** start Material **

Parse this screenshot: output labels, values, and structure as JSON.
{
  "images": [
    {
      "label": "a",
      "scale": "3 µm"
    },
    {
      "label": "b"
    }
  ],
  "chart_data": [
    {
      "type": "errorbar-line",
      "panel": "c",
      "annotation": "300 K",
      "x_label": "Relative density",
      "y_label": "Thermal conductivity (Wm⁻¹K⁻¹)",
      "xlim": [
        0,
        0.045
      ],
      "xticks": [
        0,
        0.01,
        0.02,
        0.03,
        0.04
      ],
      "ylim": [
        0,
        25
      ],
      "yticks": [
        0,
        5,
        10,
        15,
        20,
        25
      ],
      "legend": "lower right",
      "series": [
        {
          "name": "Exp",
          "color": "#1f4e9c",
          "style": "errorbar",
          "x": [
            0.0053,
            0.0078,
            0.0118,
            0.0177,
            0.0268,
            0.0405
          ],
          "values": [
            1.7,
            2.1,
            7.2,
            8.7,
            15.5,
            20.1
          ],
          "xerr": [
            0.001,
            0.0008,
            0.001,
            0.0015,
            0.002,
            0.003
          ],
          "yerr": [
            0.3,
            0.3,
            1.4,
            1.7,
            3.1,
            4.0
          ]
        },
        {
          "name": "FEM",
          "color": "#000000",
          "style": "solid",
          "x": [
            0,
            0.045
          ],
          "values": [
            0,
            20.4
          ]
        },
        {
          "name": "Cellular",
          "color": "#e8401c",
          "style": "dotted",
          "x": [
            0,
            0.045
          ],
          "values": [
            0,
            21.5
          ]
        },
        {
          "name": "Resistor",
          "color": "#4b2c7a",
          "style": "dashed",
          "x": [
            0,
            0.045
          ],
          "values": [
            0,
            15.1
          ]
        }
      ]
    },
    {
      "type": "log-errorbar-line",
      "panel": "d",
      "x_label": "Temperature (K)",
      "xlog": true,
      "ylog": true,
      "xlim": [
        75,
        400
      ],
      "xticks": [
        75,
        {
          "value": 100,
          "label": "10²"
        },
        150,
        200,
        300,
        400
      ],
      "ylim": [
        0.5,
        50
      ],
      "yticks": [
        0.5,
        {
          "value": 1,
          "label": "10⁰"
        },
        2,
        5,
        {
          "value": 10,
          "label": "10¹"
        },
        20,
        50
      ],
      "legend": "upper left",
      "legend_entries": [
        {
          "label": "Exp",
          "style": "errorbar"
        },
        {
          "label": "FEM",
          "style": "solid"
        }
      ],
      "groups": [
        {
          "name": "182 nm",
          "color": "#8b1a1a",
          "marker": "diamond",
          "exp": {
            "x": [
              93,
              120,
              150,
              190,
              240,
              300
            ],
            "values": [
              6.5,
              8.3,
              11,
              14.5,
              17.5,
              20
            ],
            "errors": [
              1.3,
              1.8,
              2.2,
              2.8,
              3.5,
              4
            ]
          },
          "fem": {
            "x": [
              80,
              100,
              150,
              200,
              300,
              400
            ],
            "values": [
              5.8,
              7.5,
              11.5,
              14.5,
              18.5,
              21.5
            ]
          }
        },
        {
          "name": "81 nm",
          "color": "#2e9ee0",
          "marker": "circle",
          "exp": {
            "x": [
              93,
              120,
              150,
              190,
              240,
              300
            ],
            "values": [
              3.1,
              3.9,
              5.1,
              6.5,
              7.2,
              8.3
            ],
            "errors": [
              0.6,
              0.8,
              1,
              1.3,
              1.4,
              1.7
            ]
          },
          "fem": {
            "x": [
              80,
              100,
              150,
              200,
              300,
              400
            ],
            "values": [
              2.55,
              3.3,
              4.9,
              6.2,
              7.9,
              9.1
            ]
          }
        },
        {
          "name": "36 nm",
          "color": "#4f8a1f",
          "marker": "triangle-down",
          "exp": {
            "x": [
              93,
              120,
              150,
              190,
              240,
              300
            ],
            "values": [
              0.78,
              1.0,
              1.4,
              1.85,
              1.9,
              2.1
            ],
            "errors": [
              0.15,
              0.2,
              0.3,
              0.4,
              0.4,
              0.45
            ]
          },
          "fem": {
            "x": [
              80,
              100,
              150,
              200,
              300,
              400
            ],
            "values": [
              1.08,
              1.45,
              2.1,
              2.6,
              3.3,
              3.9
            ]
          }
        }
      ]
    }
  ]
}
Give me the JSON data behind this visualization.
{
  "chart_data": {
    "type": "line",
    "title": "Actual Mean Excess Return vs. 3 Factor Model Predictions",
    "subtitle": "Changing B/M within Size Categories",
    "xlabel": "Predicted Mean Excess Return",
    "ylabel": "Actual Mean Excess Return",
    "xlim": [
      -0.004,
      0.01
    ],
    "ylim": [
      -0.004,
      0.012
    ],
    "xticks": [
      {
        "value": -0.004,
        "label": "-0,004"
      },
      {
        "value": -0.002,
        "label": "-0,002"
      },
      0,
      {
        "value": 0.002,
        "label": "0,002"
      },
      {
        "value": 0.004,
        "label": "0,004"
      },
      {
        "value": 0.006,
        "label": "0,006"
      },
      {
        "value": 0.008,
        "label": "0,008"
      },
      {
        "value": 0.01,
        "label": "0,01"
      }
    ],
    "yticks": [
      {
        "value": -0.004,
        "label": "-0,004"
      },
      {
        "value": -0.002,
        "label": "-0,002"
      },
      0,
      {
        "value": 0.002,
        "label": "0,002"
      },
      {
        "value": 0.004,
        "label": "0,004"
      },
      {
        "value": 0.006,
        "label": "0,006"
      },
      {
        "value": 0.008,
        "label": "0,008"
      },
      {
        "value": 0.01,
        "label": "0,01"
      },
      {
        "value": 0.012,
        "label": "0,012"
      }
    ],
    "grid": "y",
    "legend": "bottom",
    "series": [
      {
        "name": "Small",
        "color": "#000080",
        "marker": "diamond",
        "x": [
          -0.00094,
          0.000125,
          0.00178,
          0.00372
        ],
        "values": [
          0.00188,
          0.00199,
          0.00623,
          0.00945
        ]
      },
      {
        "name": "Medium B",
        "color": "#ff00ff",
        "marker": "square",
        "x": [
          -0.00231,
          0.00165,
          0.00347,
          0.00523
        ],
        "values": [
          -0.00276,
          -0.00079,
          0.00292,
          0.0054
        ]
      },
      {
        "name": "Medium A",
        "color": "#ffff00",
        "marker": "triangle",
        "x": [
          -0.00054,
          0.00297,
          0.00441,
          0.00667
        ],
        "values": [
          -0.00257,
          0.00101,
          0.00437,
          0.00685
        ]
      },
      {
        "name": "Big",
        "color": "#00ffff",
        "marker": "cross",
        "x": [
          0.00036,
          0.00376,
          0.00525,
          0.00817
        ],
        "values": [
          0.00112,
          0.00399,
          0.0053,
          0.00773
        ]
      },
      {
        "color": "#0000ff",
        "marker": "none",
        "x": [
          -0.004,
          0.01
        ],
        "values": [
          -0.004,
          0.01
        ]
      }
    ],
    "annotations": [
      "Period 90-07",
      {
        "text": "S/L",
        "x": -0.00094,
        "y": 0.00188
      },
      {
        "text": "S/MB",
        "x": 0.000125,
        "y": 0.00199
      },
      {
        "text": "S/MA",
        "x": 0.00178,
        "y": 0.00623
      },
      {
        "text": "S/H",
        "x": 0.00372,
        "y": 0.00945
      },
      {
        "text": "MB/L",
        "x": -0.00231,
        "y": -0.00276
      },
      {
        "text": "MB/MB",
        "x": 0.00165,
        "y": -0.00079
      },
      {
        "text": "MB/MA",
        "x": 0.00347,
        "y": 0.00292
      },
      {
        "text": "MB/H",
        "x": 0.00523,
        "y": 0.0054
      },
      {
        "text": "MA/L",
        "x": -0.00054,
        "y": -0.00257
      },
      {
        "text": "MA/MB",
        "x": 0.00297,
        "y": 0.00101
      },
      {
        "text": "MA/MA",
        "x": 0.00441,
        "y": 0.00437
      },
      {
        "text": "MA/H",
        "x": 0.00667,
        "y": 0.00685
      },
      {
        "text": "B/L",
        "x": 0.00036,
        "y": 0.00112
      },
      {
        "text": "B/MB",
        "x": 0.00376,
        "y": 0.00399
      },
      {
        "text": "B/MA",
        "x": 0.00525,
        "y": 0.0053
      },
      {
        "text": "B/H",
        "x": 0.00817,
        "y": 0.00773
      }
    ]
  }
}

** end Material **

Tally up the lines in the records containing the word "Excess", then give the count and nothing else.

3